* [The request]
Your task is to copy every line of the records below that contains "this".

Start of Exercise inputs

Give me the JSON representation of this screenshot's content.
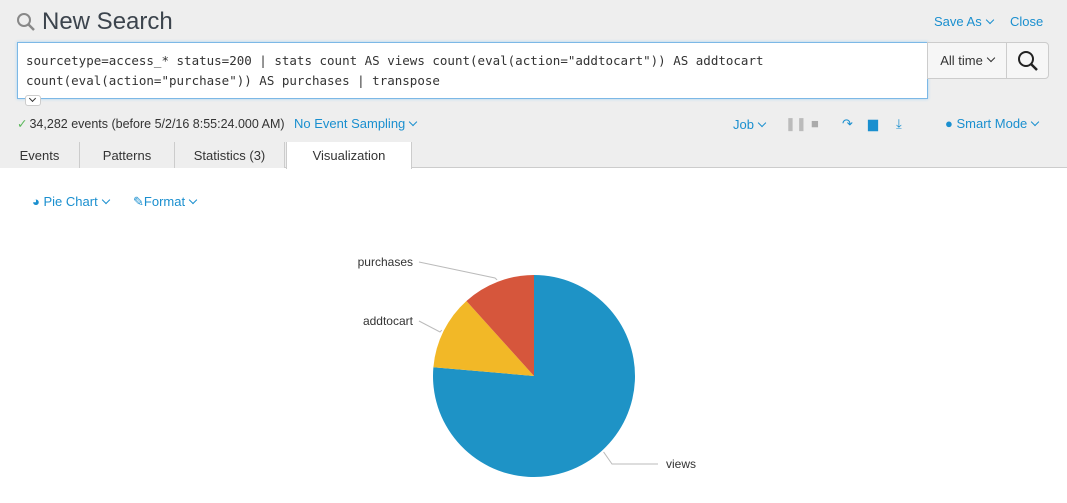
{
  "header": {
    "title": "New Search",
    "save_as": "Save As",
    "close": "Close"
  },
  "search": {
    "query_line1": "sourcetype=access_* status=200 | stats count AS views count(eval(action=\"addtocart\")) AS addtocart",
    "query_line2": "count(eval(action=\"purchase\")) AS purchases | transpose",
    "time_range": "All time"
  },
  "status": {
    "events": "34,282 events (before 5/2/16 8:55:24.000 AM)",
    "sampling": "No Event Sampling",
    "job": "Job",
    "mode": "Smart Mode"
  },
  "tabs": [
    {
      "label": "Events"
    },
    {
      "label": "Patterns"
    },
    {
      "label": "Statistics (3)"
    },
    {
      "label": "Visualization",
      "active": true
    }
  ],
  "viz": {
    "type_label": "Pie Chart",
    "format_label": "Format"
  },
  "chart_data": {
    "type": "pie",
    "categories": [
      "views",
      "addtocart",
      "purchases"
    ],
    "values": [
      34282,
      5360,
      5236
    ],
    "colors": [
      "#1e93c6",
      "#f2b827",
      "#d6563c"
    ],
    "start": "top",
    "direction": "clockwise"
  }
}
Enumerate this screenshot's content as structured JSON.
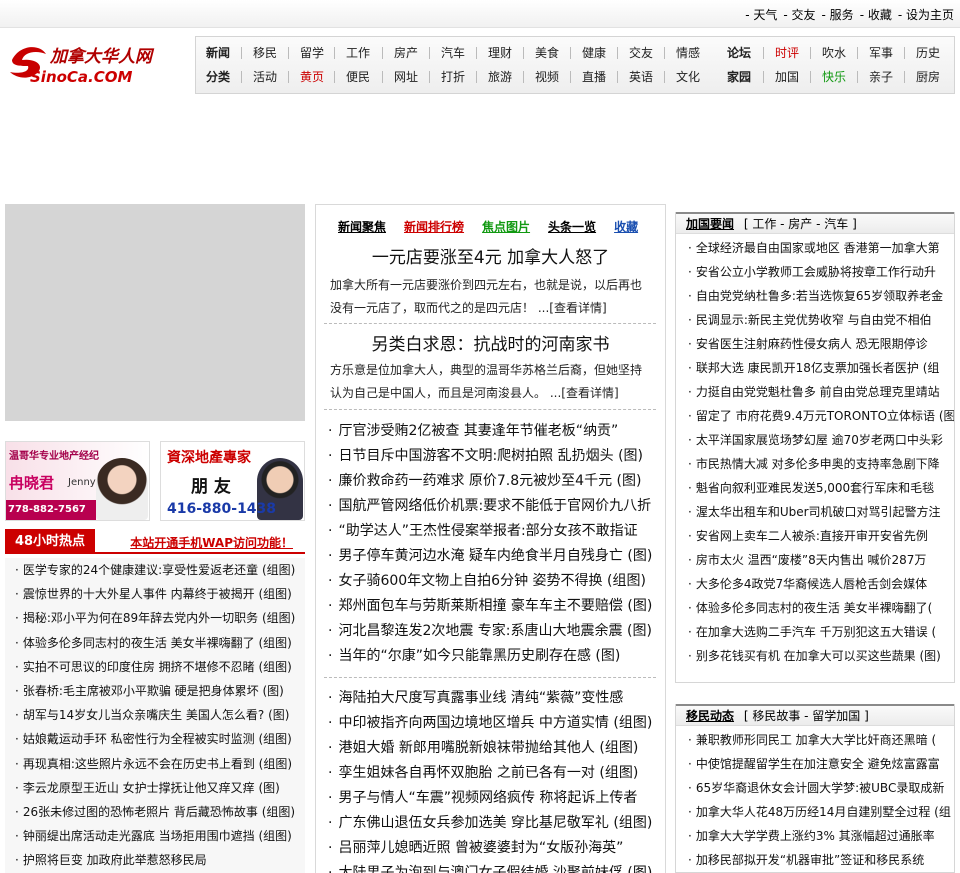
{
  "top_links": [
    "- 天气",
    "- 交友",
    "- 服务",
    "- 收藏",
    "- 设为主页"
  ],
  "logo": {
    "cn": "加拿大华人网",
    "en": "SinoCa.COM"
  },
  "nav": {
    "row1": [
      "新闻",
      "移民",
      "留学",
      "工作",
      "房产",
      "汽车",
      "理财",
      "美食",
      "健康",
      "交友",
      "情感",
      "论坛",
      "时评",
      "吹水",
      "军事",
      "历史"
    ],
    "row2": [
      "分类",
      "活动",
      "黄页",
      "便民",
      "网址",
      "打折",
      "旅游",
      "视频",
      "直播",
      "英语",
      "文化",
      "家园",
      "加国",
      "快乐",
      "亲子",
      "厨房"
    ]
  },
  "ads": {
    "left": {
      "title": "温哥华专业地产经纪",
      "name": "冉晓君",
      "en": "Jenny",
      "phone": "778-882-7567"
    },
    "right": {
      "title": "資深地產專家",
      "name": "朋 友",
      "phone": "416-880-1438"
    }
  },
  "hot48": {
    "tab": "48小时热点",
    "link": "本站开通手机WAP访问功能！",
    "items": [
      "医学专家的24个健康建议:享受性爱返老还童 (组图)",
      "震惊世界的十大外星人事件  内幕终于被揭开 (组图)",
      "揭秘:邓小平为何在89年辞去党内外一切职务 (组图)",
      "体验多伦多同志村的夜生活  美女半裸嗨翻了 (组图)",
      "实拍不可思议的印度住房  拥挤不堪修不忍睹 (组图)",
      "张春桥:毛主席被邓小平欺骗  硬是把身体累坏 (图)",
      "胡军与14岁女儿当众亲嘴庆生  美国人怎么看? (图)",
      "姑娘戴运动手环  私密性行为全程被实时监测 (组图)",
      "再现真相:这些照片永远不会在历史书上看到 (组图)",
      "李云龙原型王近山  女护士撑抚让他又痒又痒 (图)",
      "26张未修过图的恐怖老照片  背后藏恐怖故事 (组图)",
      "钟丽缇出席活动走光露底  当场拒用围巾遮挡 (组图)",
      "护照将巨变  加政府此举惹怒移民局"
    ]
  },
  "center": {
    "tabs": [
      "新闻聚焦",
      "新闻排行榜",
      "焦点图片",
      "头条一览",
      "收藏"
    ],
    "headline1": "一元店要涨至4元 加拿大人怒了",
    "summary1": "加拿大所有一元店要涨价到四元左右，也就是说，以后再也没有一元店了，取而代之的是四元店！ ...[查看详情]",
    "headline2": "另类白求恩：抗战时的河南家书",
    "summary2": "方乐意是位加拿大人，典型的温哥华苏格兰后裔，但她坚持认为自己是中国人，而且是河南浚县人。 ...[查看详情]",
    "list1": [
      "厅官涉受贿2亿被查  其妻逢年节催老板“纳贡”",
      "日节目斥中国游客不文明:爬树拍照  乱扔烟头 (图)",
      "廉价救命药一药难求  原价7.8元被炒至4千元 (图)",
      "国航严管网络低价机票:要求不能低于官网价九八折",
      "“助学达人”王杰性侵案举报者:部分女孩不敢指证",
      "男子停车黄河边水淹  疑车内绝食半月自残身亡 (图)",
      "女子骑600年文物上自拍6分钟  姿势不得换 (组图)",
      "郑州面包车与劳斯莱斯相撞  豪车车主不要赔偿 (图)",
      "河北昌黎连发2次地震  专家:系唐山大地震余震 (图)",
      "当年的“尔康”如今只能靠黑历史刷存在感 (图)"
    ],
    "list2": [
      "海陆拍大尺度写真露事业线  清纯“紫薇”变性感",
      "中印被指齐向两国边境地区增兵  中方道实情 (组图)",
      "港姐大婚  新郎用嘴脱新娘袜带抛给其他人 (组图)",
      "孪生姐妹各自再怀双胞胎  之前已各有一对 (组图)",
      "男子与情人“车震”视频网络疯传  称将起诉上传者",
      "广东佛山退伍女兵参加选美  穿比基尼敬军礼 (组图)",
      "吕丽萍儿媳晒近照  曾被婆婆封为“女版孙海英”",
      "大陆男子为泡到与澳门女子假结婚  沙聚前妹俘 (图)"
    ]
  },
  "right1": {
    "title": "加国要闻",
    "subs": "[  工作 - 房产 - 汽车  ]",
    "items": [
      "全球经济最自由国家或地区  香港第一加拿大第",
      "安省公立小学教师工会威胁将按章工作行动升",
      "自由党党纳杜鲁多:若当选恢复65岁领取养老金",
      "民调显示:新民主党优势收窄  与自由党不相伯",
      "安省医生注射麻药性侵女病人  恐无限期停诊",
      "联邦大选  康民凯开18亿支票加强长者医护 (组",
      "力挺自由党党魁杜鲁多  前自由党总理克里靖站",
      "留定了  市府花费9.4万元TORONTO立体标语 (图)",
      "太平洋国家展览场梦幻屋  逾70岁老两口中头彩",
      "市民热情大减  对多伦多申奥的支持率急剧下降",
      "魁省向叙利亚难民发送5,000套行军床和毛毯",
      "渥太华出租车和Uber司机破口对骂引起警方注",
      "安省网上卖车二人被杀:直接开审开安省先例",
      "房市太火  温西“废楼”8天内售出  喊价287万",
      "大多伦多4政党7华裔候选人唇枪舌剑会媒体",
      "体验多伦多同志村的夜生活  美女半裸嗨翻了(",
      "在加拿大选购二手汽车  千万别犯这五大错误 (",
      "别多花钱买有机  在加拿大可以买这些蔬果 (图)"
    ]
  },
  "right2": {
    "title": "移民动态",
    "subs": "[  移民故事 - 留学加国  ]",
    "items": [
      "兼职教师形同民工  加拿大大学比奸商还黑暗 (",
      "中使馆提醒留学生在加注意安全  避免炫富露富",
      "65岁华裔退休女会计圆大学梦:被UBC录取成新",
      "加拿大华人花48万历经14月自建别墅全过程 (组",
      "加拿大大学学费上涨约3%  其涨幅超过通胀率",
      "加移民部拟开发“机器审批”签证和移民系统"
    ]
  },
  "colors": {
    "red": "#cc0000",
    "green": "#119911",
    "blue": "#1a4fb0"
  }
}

End of Exercise inputs

* [Task response]
Give me the JSON representation of this screenshot's content.
Enumerate this screenshot's content as structured JSON.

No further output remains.